**SHORT PROBLEM**
Output every line of the items below with no changes, leaving out the pictures.

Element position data
···

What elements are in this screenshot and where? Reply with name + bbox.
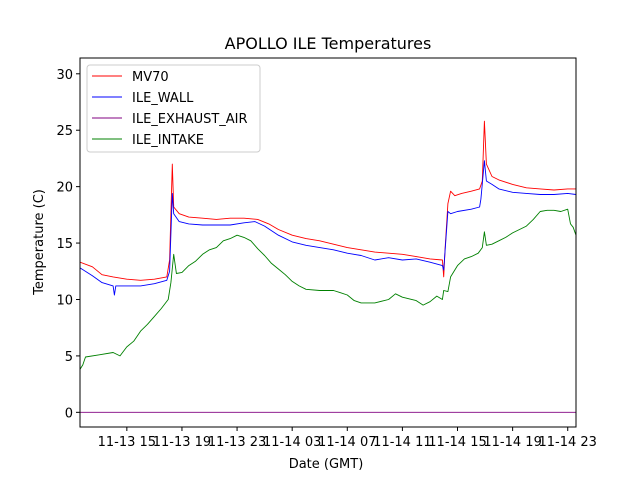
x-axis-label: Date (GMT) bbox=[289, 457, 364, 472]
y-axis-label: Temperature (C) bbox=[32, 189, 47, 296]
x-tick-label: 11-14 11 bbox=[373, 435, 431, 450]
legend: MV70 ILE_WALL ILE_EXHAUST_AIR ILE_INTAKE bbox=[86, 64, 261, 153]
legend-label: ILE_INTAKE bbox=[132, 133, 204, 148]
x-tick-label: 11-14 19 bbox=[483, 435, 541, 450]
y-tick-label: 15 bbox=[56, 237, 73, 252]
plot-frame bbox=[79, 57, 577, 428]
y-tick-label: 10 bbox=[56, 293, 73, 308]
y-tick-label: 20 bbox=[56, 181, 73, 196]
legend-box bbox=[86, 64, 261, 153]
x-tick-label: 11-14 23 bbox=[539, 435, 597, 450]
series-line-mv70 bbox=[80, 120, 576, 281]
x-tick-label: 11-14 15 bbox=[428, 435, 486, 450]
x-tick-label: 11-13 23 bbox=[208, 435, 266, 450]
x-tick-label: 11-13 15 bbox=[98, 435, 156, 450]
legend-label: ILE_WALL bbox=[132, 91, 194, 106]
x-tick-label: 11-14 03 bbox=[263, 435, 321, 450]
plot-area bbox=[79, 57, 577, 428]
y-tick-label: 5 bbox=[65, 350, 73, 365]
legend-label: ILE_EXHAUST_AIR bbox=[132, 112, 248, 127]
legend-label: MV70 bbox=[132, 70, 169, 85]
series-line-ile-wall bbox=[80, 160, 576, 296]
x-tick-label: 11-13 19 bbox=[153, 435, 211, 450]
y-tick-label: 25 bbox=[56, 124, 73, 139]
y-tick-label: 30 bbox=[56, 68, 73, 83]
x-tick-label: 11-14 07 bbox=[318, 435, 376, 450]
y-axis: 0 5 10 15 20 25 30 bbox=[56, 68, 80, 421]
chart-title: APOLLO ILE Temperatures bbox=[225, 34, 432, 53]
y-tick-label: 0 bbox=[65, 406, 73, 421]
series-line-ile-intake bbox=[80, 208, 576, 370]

···

**RESULT OF THE TASK**
What elements are in this screenshot and where? Reply with name + bbox.
x-axis-label: Date (GMT) bbox=[289, 457, 364, 472]
y-axis-label: Temperature (C) bbox=[32, 189, 47, 296]
x-tick-label: 11-14 11 bbox=[373, 435, 431, 450]
legend: MV70 ILE_WALL ILE_EXHAUST_AIR ILE_INTAKE bbox=[86, 64, 261, 153]
legend-label: ILE_INTAKE bbox=[132, 133, 204, 148]
x-tick-label: 11-14 19 bbox=[483, 435, 541, 450]
y-tick-label: 15 bbox=[56, 237, 73, 252]
plot-frame bbox=[79, 57, 577, 428]
y-tick-label: 10 bbox=[56, 293, 73, 308]
y-tick-label: 20 bbox=[56, 181, 73, 196]
legend-box bbox=[86, 64, 261, 153]
x-tick-label: 11-14 23 bbox=[539, 435, 597, 450]
series-line-mv70 bbox=[80, 120, 576, 281]
x-tick-label: 11-14 15 bbox=[428, 435, 486, 450]
x-tick-label: 11-13 23 bbox=[208, 435, 266, 450]
x-tick-label: 11-13 15 bbox=[98, 435, 156, 450]
legend-label: ILE_WALL bbox=[132, 91, 194, 106]
x-tick-label: 11-14 03 bbox=[263, 435, 321, 450]
plot-area bbox=[79, 57, 577, 428]
y-tick-label: 5 bbox=[65, 350, 73, 365]
legend-label: ILE_EXHAUST_AIR bbox=[132, 112, 248, 127]
legend-label: MV70 bbox=[132, 70, 169, 85]
series-line-ile-wall bbox=[80, 160, 576, 296]
x-tick-label: 11-13 19 bbox=[153, 435, 211, 450]
y-tick-label: 25 bbox=[56, 124, 73, 139]
y-tick-label: 30 bbox=[56, 68, 73, 83]
x-tick-label: 11-14 07 bbox=[318, 435, 376, 450]
y-axis: 0 5 10 15 20 25 30 bbox=[56, 68, 80, 421]
chart-title: APOLLO ILE Temperatures bbox=[225, 34, 432, 53]
y-tick-label: 0 bbox=[65, 406, 73, 421]
series-line-ile-intake bbox=[80, 208, 576, 370]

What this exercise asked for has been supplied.